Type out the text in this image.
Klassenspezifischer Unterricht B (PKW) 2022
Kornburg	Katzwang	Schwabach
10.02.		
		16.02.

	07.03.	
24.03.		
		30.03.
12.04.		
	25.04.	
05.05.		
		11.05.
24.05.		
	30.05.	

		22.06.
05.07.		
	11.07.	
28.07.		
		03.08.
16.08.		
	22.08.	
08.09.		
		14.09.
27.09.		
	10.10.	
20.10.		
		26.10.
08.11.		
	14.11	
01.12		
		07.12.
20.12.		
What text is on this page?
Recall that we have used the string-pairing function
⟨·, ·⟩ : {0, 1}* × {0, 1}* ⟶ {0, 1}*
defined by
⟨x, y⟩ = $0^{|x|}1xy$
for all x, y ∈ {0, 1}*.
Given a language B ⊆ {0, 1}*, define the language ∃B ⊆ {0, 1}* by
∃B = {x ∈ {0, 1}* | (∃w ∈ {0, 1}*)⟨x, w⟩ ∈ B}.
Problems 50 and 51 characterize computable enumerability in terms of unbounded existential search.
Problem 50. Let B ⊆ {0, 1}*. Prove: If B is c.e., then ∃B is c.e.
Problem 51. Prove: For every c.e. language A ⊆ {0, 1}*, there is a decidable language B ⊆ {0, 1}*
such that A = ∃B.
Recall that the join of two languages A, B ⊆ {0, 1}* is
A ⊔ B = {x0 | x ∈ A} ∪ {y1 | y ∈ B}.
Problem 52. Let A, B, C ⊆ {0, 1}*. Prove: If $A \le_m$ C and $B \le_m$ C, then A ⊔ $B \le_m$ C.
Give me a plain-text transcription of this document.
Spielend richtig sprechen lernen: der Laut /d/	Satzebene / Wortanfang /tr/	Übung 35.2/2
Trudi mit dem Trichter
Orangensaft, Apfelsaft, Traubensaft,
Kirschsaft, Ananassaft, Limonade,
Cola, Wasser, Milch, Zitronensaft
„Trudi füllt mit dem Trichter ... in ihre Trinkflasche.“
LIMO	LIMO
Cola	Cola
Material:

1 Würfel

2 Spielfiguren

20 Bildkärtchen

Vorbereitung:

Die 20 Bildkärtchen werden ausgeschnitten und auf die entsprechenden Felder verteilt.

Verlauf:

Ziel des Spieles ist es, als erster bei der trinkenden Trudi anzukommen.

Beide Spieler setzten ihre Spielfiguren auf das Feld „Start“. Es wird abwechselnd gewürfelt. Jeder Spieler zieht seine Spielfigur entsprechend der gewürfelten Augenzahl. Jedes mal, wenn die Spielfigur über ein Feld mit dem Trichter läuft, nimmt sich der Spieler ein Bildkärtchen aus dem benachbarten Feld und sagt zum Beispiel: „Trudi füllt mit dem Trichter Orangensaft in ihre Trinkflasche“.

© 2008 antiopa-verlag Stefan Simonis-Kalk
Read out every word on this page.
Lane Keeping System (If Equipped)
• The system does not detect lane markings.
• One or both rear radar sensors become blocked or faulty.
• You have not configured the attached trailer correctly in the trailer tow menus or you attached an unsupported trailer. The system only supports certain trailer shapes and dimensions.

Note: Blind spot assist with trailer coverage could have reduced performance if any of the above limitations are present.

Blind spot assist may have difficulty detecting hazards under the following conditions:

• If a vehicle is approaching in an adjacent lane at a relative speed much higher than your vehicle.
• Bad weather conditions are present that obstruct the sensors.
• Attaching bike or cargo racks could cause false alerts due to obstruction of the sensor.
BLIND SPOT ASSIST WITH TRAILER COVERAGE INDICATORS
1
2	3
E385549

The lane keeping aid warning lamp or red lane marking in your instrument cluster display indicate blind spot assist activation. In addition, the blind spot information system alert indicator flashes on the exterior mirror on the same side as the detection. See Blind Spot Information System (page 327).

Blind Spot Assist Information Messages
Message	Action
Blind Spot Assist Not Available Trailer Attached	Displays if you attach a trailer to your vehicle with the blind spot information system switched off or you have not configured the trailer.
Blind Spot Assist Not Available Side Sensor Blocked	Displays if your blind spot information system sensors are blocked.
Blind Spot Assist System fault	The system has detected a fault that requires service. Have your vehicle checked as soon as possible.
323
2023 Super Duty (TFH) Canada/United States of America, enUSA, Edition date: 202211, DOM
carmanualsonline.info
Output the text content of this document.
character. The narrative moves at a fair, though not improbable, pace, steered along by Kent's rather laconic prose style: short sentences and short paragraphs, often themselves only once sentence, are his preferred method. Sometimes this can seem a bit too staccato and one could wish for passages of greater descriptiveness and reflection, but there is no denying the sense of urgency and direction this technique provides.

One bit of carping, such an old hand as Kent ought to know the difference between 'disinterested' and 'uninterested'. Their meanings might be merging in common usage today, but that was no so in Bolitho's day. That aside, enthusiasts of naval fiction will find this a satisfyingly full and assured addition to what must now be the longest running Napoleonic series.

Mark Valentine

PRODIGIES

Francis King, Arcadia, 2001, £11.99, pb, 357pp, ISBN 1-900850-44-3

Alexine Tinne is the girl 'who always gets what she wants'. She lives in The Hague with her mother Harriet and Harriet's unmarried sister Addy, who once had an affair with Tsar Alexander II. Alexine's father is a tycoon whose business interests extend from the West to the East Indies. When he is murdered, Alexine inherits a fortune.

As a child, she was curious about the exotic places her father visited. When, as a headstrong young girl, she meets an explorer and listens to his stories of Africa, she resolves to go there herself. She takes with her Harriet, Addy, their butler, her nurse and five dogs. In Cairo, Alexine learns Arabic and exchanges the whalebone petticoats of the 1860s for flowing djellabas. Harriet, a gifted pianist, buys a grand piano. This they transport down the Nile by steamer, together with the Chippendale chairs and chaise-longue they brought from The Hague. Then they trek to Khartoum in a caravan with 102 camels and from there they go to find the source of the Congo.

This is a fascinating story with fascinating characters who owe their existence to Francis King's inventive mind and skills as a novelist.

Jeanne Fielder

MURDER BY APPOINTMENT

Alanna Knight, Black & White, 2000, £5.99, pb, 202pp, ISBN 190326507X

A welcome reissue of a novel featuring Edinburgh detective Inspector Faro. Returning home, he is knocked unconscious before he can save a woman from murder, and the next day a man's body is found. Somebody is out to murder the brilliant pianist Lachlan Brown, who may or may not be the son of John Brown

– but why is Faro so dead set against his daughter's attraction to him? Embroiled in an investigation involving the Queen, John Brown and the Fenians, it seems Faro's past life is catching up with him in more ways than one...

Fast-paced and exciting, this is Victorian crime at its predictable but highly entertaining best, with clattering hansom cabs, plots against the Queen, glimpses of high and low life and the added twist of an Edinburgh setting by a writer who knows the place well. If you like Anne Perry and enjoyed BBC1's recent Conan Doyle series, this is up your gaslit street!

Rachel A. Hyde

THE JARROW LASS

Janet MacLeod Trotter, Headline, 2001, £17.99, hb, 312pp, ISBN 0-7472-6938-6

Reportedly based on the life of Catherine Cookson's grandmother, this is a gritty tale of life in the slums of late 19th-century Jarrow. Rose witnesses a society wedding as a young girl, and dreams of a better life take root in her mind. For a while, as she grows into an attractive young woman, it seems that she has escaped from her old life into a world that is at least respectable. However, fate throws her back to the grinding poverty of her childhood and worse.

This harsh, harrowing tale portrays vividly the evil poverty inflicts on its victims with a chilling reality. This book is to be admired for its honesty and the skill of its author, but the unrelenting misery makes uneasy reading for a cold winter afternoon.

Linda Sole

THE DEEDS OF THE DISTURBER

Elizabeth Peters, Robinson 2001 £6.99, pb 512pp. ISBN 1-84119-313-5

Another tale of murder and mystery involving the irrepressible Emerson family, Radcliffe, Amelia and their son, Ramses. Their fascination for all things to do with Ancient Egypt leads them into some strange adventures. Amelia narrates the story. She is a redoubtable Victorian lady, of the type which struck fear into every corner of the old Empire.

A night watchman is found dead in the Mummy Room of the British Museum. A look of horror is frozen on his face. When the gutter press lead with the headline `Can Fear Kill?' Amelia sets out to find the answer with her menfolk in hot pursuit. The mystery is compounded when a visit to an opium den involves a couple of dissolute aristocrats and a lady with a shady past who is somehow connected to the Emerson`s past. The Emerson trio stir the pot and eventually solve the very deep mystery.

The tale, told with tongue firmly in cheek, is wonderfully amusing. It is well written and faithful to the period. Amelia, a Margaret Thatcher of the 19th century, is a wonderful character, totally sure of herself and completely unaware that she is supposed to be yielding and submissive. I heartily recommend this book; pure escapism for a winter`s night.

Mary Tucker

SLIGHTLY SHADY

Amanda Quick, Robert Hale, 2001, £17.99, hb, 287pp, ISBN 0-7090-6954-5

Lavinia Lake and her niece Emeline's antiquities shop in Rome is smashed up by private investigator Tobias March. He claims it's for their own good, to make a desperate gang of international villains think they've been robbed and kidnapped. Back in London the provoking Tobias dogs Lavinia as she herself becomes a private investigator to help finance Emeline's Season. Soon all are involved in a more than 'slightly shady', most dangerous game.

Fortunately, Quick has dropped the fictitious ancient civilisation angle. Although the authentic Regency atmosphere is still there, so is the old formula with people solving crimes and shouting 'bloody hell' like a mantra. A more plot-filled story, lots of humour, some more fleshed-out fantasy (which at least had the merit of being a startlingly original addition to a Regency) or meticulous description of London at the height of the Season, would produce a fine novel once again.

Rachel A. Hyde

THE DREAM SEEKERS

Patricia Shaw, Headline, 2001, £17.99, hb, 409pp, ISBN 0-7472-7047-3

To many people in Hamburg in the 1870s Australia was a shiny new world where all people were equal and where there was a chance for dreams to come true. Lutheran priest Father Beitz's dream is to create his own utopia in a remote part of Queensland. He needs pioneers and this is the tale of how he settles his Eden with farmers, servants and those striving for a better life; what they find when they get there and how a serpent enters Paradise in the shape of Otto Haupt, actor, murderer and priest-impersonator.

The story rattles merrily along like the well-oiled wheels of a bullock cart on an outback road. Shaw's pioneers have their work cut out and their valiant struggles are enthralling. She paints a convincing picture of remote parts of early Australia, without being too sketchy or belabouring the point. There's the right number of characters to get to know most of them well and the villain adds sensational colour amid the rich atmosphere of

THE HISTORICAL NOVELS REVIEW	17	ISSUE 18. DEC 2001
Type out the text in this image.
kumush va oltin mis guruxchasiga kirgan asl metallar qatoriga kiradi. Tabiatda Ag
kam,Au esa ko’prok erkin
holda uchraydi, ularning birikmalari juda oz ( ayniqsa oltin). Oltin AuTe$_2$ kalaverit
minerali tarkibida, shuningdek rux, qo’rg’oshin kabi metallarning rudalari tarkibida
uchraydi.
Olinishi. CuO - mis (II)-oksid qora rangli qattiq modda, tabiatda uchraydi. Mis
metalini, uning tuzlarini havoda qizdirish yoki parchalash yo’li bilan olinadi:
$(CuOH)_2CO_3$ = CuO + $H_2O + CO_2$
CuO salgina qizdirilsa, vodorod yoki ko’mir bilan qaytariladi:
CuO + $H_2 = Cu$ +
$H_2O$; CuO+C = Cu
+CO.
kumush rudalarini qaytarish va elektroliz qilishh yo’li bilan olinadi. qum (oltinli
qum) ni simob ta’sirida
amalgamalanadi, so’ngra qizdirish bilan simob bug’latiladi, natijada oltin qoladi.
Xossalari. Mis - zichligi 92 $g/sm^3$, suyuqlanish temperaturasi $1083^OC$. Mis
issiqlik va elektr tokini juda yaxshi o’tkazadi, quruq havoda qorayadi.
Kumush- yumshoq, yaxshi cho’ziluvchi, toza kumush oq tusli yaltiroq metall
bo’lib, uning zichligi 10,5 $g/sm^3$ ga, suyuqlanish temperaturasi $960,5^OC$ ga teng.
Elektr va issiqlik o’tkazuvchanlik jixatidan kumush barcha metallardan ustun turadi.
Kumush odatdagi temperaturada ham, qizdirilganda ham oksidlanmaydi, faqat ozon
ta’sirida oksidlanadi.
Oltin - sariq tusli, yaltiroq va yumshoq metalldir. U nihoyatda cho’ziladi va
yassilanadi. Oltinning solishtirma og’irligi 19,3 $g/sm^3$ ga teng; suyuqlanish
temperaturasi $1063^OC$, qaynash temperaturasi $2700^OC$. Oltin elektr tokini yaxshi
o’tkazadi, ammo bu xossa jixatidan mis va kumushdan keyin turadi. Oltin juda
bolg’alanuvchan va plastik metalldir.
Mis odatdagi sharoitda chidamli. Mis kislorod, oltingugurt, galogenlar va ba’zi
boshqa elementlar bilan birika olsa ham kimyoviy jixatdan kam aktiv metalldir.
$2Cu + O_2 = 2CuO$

□ □ □ □ □ □ □

DIRECTION: Give only the count of lines in this material that contain the string "Season".

SOLUTION BELOW: 2